▶ _Exercise directions_
Copy the data precisely, keeping every character.

▶ _Records_
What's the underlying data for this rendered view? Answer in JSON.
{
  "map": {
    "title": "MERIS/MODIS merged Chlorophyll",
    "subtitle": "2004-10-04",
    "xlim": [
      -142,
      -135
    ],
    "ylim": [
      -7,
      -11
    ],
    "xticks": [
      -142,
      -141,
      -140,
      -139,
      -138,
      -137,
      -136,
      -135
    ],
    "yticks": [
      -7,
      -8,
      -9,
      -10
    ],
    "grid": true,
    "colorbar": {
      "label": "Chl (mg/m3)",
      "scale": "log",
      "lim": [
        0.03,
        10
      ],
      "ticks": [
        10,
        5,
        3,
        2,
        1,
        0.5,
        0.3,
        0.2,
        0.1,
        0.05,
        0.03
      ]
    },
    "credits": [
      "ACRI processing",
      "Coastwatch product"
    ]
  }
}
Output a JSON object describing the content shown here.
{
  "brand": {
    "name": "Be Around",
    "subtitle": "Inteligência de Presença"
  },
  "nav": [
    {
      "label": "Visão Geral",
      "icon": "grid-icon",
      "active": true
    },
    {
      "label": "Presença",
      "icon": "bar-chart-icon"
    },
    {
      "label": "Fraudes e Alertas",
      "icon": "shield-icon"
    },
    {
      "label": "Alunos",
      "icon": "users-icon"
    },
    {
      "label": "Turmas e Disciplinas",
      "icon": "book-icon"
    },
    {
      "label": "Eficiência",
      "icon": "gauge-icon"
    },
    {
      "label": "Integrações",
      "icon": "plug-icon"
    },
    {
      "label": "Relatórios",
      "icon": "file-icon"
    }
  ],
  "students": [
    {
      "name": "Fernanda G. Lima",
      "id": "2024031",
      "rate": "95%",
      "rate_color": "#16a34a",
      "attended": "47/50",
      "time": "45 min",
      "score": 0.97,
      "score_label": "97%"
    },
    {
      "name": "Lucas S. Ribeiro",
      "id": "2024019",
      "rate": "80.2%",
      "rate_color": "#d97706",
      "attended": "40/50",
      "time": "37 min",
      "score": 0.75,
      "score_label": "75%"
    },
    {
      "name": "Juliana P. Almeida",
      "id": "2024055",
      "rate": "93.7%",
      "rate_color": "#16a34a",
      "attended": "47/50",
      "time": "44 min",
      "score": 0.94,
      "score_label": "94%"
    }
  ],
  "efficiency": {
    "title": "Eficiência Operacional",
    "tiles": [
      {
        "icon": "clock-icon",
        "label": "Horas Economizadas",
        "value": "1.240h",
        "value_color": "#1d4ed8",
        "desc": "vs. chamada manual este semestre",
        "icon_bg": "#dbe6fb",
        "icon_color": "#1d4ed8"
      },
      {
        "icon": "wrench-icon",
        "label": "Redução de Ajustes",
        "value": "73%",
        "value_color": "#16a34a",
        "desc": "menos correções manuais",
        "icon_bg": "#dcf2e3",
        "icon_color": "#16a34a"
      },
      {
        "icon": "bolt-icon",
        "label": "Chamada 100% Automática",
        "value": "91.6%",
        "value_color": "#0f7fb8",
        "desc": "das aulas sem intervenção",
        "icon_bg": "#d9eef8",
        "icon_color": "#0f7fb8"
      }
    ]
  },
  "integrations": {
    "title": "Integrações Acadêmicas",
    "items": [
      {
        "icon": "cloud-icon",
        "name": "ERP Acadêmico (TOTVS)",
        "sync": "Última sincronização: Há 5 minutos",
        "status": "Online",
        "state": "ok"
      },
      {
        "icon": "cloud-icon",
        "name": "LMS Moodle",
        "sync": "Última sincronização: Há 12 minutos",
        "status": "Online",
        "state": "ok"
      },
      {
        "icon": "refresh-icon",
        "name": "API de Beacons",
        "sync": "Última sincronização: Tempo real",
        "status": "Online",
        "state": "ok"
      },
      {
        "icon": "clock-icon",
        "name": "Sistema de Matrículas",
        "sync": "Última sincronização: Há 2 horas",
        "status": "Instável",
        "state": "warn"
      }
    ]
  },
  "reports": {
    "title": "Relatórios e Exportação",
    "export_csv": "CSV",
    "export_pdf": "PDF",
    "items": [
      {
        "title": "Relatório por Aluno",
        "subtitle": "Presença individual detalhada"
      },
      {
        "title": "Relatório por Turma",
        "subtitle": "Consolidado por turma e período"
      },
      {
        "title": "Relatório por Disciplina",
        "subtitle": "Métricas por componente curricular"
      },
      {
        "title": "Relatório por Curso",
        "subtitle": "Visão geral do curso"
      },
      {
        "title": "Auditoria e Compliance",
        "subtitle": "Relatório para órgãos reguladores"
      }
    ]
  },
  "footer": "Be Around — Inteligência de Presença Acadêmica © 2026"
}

▶ _Task answer_
What's the underlying data for this rendered view? Answer in JSON.
{
  "map": {
    "title": "MERIS/MODIS merged Chlorophyll",
    "subtitle": "2004-10-04",
    "xlim": [
      -142,
      -135
    ],
    "ylim": [
      -7,
      -11
    ],
    "xticks": [
      -142,
      -141,
      -140,
      -139,
      -138,
      -137,
      -136,
      -135
    ],
    "yticks": [
      -7,
      -8,
      -9,
      -10
    ],
    "grid": true,
    "colorbar": {
      "label": "Chl (mg/m3)",
      "scale": "log",
      "lim": [
        0.03,
        10
      ],
      "ticks": [
        10,
        5,
        3,
        2,
        1,
        0.5,
        0.3,
        0.2,
        0.1,
        0.05,
        0.03
      ]
    },
    "credits": [
      "ACRI processing",
      "Coastwatch product"
    ]
  }
}
Output a JSON object describing the content shown here.
{
  "brand": {
    "name": "Be Around",
    "subtitle": "Inteligência de Presença"
  },
  "nav": [
    {
      "label": "Visão Geral",
      "icon": "grid-icon",
      "active": true
    },
    {
      "label": "Presença",
      "icon": "bar-chart-icon"
    },
    {
      "label": "Fraudes e Alertas",
      "icon": "shield-icon"
    },
    {
      "label": "Alunos",
      "icon": "users-icon"
    },
    {
      "label": "Turmas e Disciplinas",
      "icon": "book-icon"
    },
    {
      "label": "Eficiência",
      "icon": "gauge-icon"
    },
    {
      "label": "Integrações",
      "icon": "plug-icon"
    },
    {
      "label": "Relatórios",
      "icon": "file-icon"
    }
  ],
  "students": [
    {
      "name": "Fernanda G. Lima",
      "id": "2024031",
      "rate": "95%",
      "rate_color": "#16a34a",
      "attended": "47/50",
      "time": "45 min",
      "score": 0.97,
      "score_label": "97%"
    },
    {
      "name": "Lucas S. Ribeiro",
      "id": "2024019",
      "rate": "80.2%",
      "rate_color": "#d97706",
      "attended": "40/50",
      "time": "37 min",
      "score": 0.75,
      "score_label": "75%"
    },
    {
      "name": "Juliana P. Almeida",
      "id": "2024055",
      "rate": "93.7%",
      "rate_color": "#16a34a",
      "attended": "47/50",
      "time": "44 min",
      "score": 0.94,
      "score_label": "94%"
    }
  ],
  "efficiency": {
    "title": "Eficiência Operacional",
    "tiles": [
      {
        "icon": "clock-icon",
        "label": "Horas Economizadas",
        "value": "1.240h",
        "value_color": "#1d4ed8",
        "desc": "vs. chamada manual este semestre",
        "icon_bg": "#dbe6fb",
        "icon_color": "#1d4ed8"
      },
      {
        "icon": "wrench-icon",
        "label": "Redução de Ajustes",
        "value": "73%",
        "value_color": "#16a34a",
        "desc": "menos correções manuais",
        "icon_bg": "#dcf2e3",
        "icon_color": "#16a34a"
      },
      {
        "icon": "bolt-icon",
        "label": "Chamada 100% Automática",
        "value": "91.6%",
        "value_color": "#0f7fb8",
        "desc": "das aulas sem intervenção",
        "icon_bg": "#d9eef8",
        "icon_color": "#0f7fb8"
      }
    ]
  },
  "integrations": {
    "title": "Integrações Acadêmicas",
    "items": [
      {
        "icon": "cloud-icon",
        "name": "ERP Acadêmico (TOTVS)",
        "sync": "Última sincronização: Há 5 minutos",
        "status": "Online",
        "state": "ok"
      },
      {
        "icon": "cloud-icon",
        "name": "LMS Moodle",
        "sync": "Última sincronização: Há 12 minutos",
        "status": "Online",
        "state": "ok"
      },
      {
        "icon": "refresh-icon",
        "name": "API de Beacons",
        "sync": "Última sincronização: Tempo real",
        "status": "Online",
        "state": "ok"
      },
      {
        "icon": "clock-icon",
        "name": "Sistema de Matrículas",
        "sync": "Última sincronização: Há 2 horas",
        "status": "Instável",
        "state": "warn"
      }
    ]
  },
  "reports": {
    "title": "Relatórios e Exportação",
    "export_csv": "CSV",
    "export_pdf": "PDF",
    "items": [
      {
        "title": "Relatório por Aluno",
        "subtitle": "Presença individual detalhada"
      },
      {
        "title": "Relatório por Turma",
        "subtitle": "Consolidado por turma e período"
      },
      {
        "title": "Relatório por Disciplina",
        "subtitle": "Métricas por componente curricular"
      },
      {
        "title": "Relatório por Curso",
        "subtitle": "Visão geral do curso"
      },
      {
        "title": "Auditoria e Compliance",
        "subtitle": "Relatório para órgãos reguladores"
      }
    ]
  },
  "footer": "Be Around — Inteligência de Presença Acadêmica © 2026"
}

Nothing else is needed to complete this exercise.